PROBLEM DETAILS: Make an exact transcription of the material, leaving out all images.

====== MATERIAL FOR THIS TASK

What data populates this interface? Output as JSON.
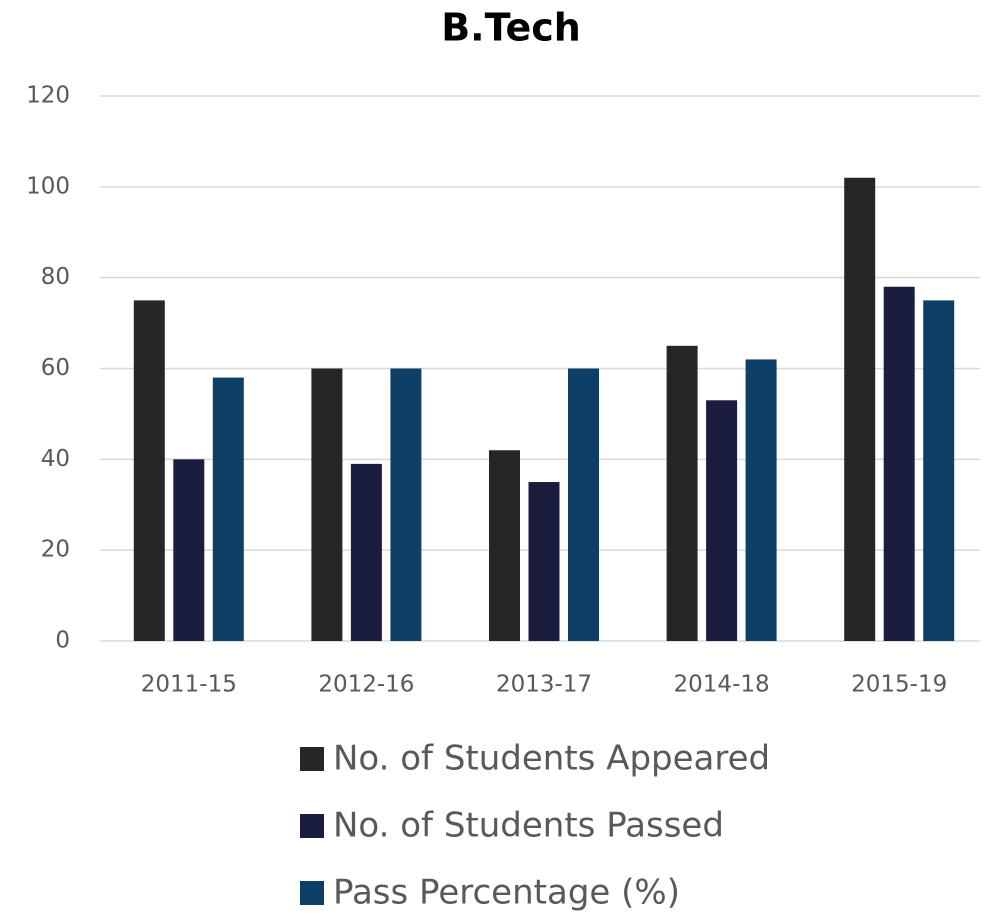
{
  "chart_data": {
    "type": "bar",
    "title": "B.Tech",
    "categories": [
      "2011-15",
      "2012-16",
      "2013-17",
      "2014-18",
      "2015-19"
    ],
    "series": [
      {
        "name": "No. of Students Appeared",
        "color": "#262626",
        "values": [
          75,
          60,
          42,
          65,
          102
        ]
      },
      {
        "name": "No. of Students Passed",
        "color": "#1b1d3e",
        "values": [
          40,
          39,
          35,
          53,
          78
        ]
      },
      {
        "name": "Pass Percentage (%)",
        "color": "#0e3f67",
        "values": [
          58,
          60,
          60,
          62,
          75
        ]
      }
    ],
    "ylim": [
      0,
      120
    ],
    "yticks": [
      0,
      20,
      40,
      60,
      80,
      100,
      120
    ],
    "grid": true,
    "legend": "bottom"
  }
}
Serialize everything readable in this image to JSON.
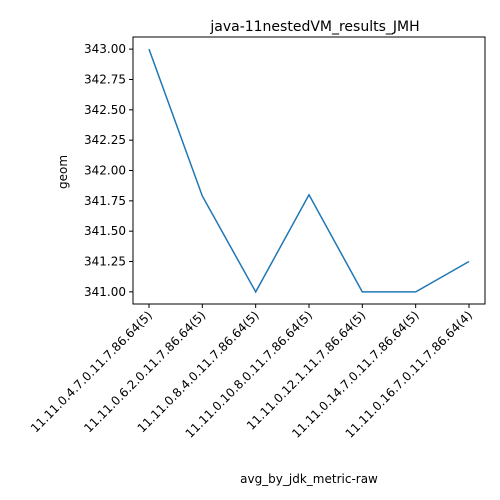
{
  "chart_data": {
    "type": "line",
    "title": "java-11nestedVM_results_JMH",
    "xlabel": "avg_by_jdk_metric-raw",
    "ylabel": "geom",
    "categories": [
      "11.11.0.4.7.0.11.7.86.64(5)",
      "11.11.0.6.2.0.11.7.86.64(5)",
      "11.11.0.8.4.0.11.7.86.64(5)",
      "11.11.0.10.8.0.11.7.86.64(5)",
      "11.11.0.12.1.11.7.86.64(5)",
      "11.11.0.14.7.0.11.7.86.64(5)",
      "11.11.0.16.7.0.11.7.86.64(4)"
    ],
    "series": [
      {
        "values": [
          343.0,
          341.79,
          341.0,
          341.8,
          341.0,
          341.0,
          341.25
        ]
      }
    ],
    "yticks": [
      "341.00",
      "341.25",
      "341.50",
      "341.75",
      "342.00",
      "342.25",
      "342.50",
      "342.75",
      "343.00"
    ],
    "ylim": [
      340.9,
      343.1
    ],
    "grid": false,
    "colors": {
      "line": "#1f77b4",
      "axis": "#000000"
    }
  }
}
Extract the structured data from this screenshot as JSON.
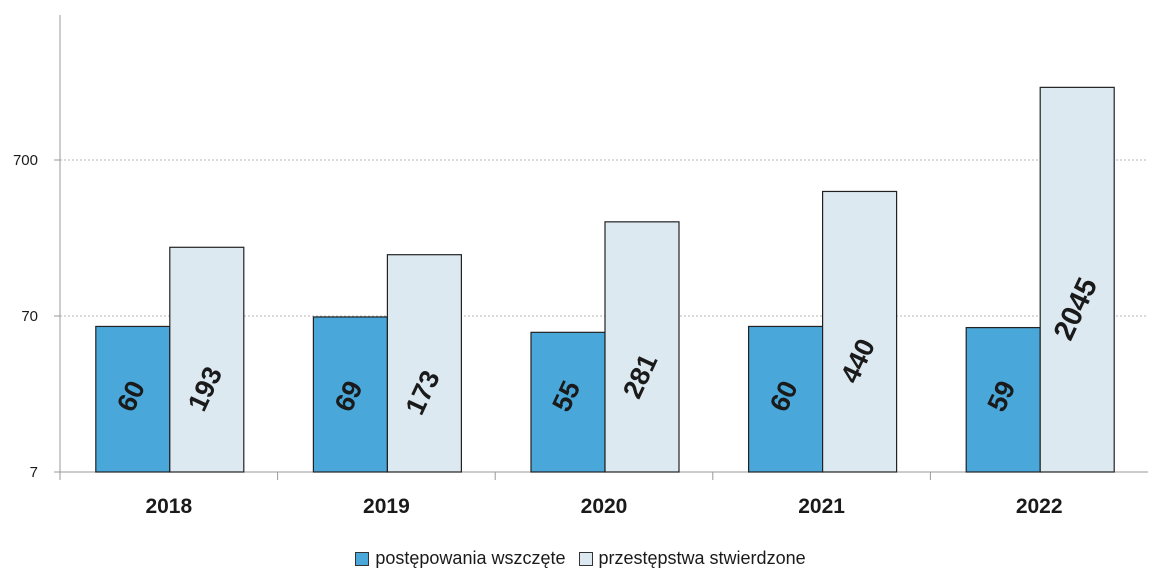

============

THE COMPLETED TASK:
What data populates this interface? Output as JSON.
{
  "chart_data": {
    "type": "bar",
    "title": "B.Tech",
    "categories": [
      "2011-15",
      "2012-16",
      "2013-17",
      "2014-18",
      "2015-19"
    ],
    "series": [
      {
        "name": "No. of Students Appeared",
        "color": "#262626",
        "values": [
          75,
          60,
          42,
          65,
          102
        ]
      },
      {
        "name": "No. of Students Passed",
        "color": "#1b1d3e",
        "values": [
          40,
          39,
          35,
          53,
          78
        ]
      },
      {
        "name": "Pass Percentage (%)",
        "color": "#0e3f67",
        "values": [
          58,
          60,
          60,
          62,
          75
        ]
      }
    ],
    "ylim": [
      0,
      120
    ],
    "yticks": [
      0,
      20,
      40,
      60,
      80,
      100,
      120
    ],
    "grid": true,
    "legend": "bottom"
  }
}
Serialize everything readable in this image to JSON.
{
  "chart_data": {
    "type": "line",
    "title": "java-11nestedVM_results_JMH",
    "xlabel": "avg_by_jdk_metric-raw",
    "ylabel": "geom",
    "categories": [
      "11.11.0.4.7.0.11.7.86.64(5)",
      "11.11.0.6.2.0.11.7.86.64(5)",
      "11.11.0.8.4.0.11.7.86.64(5)",
      "11.11.0.10.8.0.11.7.86.64(5)",
      "11.11.0.12.1.11.7.86.64(5)",
      "11.11.0.14.7.0.11.7.86.64(5)",
      "11.11.0.16.7.0.11.7.86.64(4)"
    ],
    "series": [
      {
        "values": [
          343.0,
          341.79,
          341.0,
          341.8,
          341.0,
          341.0,
          341.25
        ]
      }
    ],
    "yticks": [
      "341.00",
      "341.25",
      "341.50",
      "341.75",
      "342.00",
      "342.25",
      "342.50",
      "342.75",
      "343.00"
    ],
    "ylim": [
      340.9,
      343.1
    ],
    "grid": false,
    "colors": {
      "line": "#1f77b4",
      "axis": "#000000"
    }
  }
}
Extract the structured data from this screenshot as JSON.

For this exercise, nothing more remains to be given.